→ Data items
* begin *

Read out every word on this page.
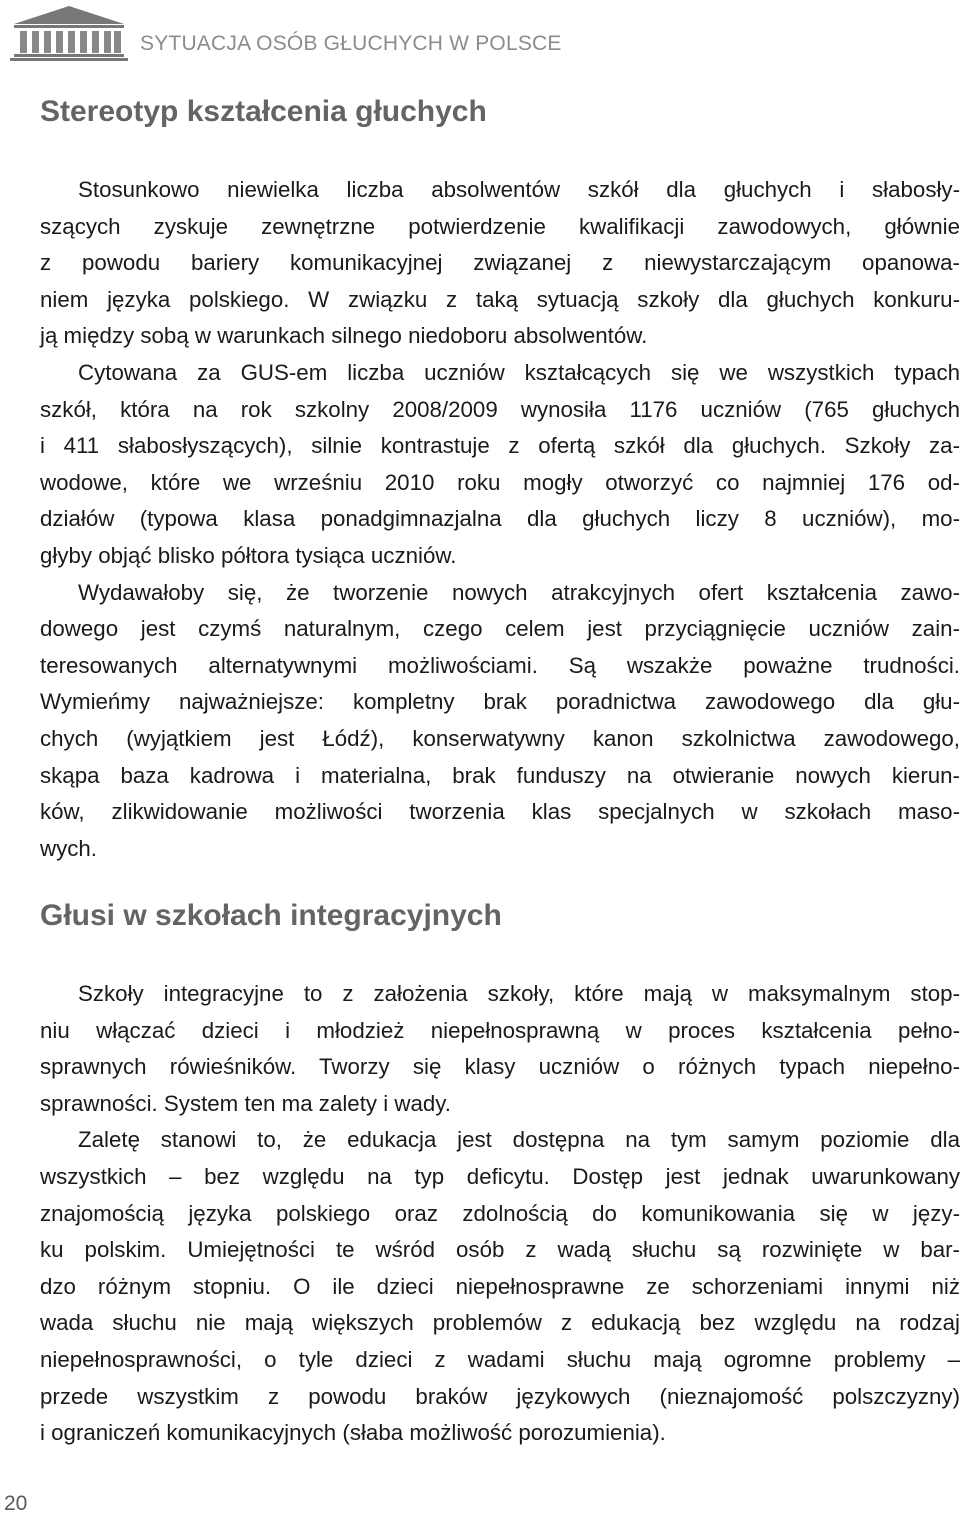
SYTUACJA OSÓB GŁUCHYCH W POLSCE
Stereotyp kształcenia głuchych

Stosunkowo niewielka liczba absolwentów szkół dla głuchych i słabosły-
szących zyskuje zewnętrzne potwierdzenie kwalifikacji zawodowych, głównie
z powodu bariery komunikacyjnej związanej z niewystarczającym opanowa-
niem języka polskiego. W związku z taką sytuacją szkoły dla głuchych konkuru-
ją między sobą w warunkach silnego niedoboru absolwentów.

Cytowana za GUS-em liczba uczniów kształcących się we wszystkich typach
szkół, która na rok szkolny 2008/2009 wynosiła 1176 uczniów (765 głuchych
i 411 słabosłyszących), silnie kontrastuje z ofertą szkół dla głuchych. Szkoły za-
wodowe, które we wrześniu 2010 roku mogły otworzyć co najmniej 176 od-
działów (typowa klasa ponadgimnazjalna dla głuchych liczy 8 uczniów), mo-
głyby objąć blisko półtora tysiąca uczniów.

Wydawałoby się, że tworzenie nowych atrakcyjnych ofert kształcenia zawo-
dowego jest czymś naturalnym, czego celem jest przyciągnięcie uczniów zain-
teresowanych alternatywnymi możliwościami. Są wszakże poważne trudności.
Wymieńmy najważniejsze: kompletny brak poradnictwa zawodowego dla głu-
chych (wyjątkiem jest Łódź), konserwatywny kanon szkolnictwa zawodowego,
skąpa baza kadrowa i materialna, brak funduszy na otwieranie nowych kierun-
ków, zlikwidowanie możliwości tworzenia klas specjalnych w szkołach maso-
wych.

Głusi w szkołach integracyjnych

Szkoły integracyjne to z założenia szkoły, które mają w maksymalnym stop-
niu włączać dzieci i młodzież niepełnosprawną w proces kształcenia pełno-
sprawnych rówieśników. Tworzy się klasy uczniów o różnych typach niepełno-
sprawności. System ten ma zalety i wady.

Zaletę stanowi to, że edukacja jest dostępna na tym samym poziomie dla
wszystkich – bez względu na typ deficytu. Dostęp jest jednak uwarunkowany
znajomością języka polskiego oraz zdolnością do komunikowania się w języ-
ku polskim. Umiejętności te wśród osób z wadą słuchu są rozwinięte w bar-
dzo różnym stopniu. O ile dzieci niepełnosprawne ze schorzeniami innymi niż
wada słuchu nie mają większych problemów z edukacją bez względu na rodzaj
niepełnosprawności, o tyle dzieci z wadami słuchu mają ogromne problemy –
przede wszystkim z powodu braków językowych (nieznajomość polszczyzny)
i ograniczeń komunikacyjnych (słaba możliwość porozumienia).

20
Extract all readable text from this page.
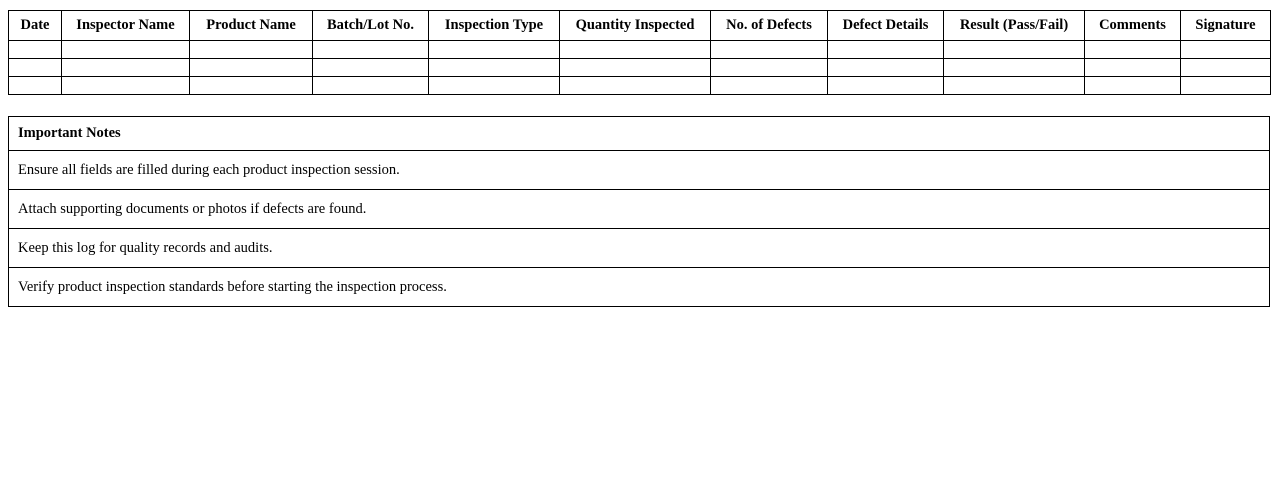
Date	Inspector Name	Product Name	Batch/Lot No.	Inspection Type	Quantity Inspected	No. of Defects	Defect Details	Result (Pass/Fail)	Comments	Signature

Important Notes
Ensure all fields are filled during each product inspection session.
Attach supporting documents or photos if defects are found.
Keep this log for quality records and audits.
Verify product inspection standards before starting the inspection process.
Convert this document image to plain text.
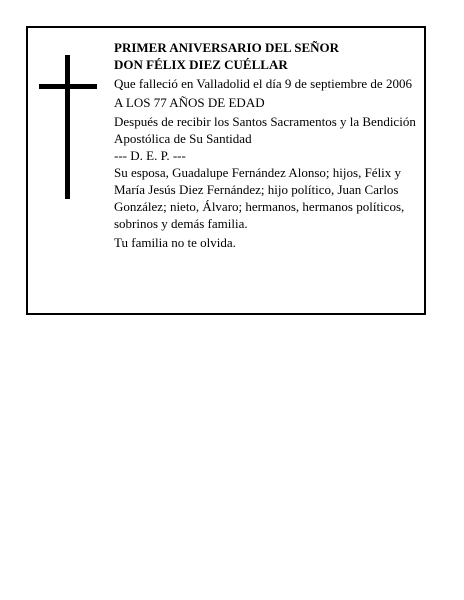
PRIMER ANIVERSARIO DEL SEÑOR

DON FÉLIX DIEZ CUÉLLAR

Que falleció en Valladolid el día 9 de septiembre de 2006

A LOS 77 AÑOS DE EDAD

Después de recibir los Santos Sacramentos y la Bendición Apostólica de Su Santidad

--- D. E. P. ---

Su esposa, Guadalupe Fernández Alonso; hijos, Félix y María Jesús Diez Fernández; hijo político, Juan Carlos González; nieto, Álvaro; hermanos, hermanos políticos, sobrinos y demás familia.

Tu familia no te olvida.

* end *

Which lines hold the string "jest"? List them all.

dowego jest czymś naturalnym, czego celem jest przyciągnięcie uczniów zain-
chych (wyjątkiem jest Łódź), konserwatywny kanon szkolnictwa zawodowego,
Zaletę stanowi to, że edukacja jest dostępna na tym samym poziomie dla
wszystkich – bez względu na typ deficytu. Dostęp jest jednak uwarunkowany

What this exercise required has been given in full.